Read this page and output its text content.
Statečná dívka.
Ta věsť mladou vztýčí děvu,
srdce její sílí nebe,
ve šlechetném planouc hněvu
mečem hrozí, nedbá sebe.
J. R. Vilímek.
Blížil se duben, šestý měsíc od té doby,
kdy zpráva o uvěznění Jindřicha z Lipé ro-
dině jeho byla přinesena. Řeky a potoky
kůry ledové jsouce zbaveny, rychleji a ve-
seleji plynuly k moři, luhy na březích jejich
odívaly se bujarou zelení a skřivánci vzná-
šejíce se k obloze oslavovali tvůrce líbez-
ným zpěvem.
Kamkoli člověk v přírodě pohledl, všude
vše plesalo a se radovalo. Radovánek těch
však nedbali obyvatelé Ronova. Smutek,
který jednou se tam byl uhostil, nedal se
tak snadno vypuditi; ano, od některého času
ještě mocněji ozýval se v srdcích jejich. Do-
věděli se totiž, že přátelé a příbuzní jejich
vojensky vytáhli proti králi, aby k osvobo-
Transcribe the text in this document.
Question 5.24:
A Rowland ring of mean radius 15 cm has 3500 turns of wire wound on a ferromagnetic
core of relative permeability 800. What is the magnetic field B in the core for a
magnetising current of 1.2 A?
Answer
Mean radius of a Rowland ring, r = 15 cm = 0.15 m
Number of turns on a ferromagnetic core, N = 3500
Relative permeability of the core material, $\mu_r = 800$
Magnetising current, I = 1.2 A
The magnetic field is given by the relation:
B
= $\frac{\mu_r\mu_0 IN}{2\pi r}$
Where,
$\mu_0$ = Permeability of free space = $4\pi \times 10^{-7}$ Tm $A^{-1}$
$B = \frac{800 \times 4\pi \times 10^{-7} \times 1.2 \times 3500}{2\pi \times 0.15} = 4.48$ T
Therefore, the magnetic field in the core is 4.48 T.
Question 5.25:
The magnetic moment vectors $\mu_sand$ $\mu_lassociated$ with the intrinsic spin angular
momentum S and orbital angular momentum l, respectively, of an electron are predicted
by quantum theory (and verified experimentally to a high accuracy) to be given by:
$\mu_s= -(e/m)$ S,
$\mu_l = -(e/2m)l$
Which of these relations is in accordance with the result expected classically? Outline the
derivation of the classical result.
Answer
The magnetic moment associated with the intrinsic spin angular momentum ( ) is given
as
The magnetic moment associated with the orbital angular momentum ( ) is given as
- - -
(INSTRUCTIONS FOR THE TASK):
From the data above, copy each line that has the string "orbital".

(OUTPUT FOR THIS EXERCISE):
momentum S and orbital angular momentum l, respectively, of an electron are predicted
The magnetic moment associated with the orbital angular momentum ( ) is given as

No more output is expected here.